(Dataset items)
********
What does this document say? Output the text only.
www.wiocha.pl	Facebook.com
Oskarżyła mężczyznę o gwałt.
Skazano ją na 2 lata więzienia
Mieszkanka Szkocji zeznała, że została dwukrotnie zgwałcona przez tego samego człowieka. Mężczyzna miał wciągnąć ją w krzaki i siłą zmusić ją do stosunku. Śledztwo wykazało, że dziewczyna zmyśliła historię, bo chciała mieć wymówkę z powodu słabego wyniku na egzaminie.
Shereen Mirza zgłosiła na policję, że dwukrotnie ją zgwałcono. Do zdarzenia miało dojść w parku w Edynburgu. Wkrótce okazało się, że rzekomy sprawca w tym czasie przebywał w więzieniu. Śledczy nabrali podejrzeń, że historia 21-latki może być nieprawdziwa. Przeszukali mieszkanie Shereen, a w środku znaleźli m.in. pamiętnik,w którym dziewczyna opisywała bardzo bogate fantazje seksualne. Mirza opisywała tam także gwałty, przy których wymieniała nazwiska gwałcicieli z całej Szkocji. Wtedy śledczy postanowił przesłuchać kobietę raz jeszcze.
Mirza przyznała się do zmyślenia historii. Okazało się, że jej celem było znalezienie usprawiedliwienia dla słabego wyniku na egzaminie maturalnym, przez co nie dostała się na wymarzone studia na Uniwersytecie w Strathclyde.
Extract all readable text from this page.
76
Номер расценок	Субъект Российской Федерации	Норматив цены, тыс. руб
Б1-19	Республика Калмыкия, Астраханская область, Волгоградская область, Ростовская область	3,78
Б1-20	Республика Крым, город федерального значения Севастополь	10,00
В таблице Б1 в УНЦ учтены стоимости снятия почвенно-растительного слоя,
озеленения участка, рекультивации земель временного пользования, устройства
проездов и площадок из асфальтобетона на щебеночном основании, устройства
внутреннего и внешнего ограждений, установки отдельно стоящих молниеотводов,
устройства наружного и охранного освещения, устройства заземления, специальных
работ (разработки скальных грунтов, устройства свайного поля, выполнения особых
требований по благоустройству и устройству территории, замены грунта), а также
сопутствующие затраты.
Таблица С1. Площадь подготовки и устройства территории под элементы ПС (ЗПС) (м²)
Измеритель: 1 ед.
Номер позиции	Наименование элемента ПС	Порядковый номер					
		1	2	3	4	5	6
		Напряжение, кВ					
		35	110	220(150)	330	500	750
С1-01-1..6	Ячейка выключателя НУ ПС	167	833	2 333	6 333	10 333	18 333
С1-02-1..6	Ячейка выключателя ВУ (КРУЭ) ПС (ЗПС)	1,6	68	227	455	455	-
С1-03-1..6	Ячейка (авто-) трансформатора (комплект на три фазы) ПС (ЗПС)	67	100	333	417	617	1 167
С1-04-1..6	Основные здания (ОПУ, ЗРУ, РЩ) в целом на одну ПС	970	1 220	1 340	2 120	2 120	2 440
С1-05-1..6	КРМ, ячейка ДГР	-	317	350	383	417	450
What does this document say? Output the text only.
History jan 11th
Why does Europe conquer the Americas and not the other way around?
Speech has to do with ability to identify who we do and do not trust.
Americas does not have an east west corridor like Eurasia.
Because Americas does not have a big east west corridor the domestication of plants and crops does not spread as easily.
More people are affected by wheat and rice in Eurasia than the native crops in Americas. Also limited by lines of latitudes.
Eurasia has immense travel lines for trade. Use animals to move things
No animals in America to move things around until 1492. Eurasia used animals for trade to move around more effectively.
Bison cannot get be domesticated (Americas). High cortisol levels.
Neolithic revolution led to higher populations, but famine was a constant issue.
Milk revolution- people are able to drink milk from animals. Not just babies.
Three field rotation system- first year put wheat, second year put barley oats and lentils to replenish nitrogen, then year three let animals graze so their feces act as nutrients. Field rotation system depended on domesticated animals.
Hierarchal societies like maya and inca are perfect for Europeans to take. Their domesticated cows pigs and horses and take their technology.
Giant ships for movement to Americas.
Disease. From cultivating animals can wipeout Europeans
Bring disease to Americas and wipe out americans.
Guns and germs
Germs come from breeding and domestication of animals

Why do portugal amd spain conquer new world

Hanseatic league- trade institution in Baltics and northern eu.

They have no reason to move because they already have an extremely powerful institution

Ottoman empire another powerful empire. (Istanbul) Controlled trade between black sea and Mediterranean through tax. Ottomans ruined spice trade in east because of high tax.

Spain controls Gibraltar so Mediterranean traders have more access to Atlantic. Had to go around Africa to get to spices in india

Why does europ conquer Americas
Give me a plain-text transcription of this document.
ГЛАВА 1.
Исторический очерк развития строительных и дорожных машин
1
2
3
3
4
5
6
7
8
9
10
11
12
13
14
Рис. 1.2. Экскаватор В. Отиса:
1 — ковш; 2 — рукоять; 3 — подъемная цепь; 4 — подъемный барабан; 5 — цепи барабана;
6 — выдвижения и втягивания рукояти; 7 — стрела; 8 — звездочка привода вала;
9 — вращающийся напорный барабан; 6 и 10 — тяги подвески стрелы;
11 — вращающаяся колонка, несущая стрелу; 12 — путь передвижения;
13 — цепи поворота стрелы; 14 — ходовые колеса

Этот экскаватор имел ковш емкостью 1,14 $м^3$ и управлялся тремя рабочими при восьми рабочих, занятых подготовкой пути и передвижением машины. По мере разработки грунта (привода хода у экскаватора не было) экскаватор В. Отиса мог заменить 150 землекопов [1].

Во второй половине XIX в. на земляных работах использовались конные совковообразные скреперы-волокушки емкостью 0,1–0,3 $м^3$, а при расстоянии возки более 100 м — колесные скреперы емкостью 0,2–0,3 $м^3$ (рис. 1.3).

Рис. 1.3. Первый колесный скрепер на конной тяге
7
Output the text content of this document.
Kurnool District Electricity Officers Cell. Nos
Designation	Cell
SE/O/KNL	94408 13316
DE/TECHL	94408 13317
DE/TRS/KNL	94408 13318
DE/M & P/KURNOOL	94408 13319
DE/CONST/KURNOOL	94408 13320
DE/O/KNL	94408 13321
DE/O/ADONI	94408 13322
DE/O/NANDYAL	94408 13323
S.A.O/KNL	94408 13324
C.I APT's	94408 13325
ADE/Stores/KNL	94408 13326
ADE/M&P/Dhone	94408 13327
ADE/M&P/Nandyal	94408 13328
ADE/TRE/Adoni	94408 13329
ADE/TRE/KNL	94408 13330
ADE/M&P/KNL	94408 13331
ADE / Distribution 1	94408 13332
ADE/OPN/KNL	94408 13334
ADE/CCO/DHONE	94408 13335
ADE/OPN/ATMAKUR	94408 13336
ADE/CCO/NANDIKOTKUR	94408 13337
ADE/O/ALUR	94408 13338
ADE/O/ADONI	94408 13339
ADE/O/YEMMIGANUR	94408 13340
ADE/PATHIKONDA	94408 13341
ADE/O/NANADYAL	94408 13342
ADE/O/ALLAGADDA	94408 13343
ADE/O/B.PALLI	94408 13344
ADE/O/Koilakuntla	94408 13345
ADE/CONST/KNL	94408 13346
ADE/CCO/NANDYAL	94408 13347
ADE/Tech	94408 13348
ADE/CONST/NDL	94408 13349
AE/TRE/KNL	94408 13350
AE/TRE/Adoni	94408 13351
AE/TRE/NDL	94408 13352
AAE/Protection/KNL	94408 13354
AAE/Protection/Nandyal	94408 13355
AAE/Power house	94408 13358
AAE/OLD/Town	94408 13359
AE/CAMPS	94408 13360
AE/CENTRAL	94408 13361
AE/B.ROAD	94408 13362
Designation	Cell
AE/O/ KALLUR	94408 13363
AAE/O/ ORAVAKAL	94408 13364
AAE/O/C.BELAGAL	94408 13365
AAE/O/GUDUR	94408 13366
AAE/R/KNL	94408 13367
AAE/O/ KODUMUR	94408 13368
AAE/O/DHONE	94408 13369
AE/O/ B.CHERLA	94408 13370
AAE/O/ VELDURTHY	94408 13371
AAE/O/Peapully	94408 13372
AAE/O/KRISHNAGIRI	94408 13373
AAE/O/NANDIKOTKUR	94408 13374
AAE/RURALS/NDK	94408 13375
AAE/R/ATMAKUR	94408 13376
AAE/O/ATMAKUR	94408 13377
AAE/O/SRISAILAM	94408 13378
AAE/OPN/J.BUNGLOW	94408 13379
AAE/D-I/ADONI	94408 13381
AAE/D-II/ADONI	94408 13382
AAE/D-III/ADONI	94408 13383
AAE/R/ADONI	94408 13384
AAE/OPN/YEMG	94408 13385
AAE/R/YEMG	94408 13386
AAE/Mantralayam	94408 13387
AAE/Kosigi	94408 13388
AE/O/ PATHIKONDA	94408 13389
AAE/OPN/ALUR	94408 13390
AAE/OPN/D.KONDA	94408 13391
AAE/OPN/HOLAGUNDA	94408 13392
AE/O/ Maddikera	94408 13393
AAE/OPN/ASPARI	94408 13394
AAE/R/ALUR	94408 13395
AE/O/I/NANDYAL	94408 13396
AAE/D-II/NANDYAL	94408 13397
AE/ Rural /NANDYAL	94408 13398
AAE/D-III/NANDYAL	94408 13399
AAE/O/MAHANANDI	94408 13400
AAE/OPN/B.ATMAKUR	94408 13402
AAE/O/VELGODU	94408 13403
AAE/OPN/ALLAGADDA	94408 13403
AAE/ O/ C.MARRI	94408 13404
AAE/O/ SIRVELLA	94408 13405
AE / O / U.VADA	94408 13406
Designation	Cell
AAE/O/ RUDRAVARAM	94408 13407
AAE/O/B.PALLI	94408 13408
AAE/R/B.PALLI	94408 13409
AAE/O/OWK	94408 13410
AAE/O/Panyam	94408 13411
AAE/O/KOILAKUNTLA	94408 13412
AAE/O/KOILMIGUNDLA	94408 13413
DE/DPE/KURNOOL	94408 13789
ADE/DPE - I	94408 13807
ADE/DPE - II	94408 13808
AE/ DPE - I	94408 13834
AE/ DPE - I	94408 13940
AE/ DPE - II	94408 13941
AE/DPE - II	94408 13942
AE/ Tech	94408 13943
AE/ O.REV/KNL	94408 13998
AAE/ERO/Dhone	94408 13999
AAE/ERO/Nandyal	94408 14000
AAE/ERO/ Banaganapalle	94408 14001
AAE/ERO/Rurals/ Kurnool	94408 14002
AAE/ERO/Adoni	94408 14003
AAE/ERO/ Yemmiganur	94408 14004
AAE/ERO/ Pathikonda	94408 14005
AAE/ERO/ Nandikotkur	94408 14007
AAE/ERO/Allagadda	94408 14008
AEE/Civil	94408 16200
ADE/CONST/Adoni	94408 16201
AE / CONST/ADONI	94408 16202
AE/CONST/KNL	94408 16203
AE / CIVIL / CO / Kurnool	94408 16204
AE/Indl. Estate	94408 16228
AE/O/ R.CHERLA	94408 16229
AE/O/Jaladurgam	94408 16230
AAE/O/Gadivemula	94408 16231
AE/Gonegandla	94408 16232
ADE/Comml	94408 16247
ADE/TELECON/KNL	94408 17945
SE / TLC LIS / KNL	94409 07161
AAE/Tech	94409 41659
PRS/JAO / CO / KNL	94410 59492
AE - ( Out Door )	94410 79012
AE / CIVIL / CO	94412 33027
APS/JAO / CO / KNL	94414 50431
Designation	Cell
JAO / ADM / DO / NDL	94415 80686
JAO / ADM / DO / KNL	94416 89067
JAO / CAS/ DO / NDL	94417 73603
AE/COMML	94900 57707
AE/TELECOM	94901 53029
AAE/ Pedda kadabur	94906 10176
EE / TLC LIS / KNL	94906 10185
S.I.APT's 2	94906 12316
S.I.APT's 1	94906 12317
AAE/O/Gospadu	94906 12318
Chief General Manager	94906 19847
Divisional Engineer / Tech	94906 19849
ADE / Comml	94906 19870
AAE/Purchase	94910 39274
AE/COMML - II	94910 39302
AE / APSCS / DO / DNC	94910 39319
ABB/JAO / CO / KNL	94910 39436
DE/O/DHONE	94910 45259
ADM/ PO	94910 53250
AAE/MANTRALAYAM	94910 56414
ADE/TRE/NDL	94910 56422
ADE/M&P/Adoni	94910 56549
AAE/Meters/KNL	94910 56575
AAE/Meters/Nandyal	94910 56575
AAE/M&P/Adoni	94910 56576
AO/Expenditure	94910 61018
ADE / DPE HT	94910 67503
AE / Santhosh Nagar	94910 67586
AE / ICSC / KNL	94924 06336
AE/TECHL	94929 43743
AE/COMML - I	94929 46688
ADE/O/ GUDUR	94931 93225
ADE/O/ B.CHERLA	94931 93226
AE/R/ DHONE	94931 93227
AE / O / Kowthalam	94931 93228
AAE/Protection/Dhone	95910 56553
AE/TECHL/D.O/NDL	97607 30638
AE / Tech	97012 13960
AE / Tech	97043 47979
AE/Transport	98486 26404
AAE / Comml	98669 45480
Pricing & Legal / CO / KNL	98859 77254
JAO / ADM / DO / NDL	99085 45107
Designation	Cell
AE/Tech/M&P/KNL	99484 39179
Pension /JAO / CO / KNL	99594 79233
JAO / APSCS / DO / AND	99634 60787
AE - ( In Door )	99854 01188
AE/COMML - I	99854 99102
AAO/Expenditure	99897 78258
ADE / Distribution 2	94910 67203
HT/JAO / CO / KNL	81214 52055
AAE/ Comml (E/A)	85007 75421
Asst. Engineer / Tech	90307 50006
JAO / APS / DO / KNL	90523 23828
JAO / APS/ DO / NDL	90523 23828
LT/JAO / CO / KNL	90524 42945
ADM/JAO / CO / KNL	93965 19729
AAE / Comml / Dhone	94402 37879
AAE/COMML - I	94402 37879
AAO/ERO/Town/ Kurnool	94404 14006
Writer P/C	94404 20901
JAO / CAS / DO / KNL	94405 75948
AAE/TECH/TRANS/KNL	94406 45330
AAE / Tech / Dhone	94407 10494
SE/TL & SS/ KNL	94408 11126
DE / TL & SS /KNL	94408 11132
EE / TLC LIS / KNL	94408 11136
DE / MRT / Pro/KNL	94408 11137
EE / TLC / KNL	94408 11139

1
********
## Short exercise
From the data above, gather every line that includes the word "przez".

## Final result
Mieszkanka Szkocji zeznała, że została dwukrotnie zgwałcona przez tego samego człowieka. Mężczyzna miał wciągnąć ją w krzaki i siłą zmusić ją do stosunku. Śledztwo wykazało, że dziewczyna zmyśliła historię, bo chciała mieć wymówkę z powodu słabego wyniku na egzaminie.
Mirza przyznała się do zmyślenia historii. Okazało się, że jej celem było znalezienie usprawiedliwienia dla słabego wyniku na egzaminie maturalnym, przez co nie dostała się na wymarzone studia na Uniwersytecie w Strathclyde.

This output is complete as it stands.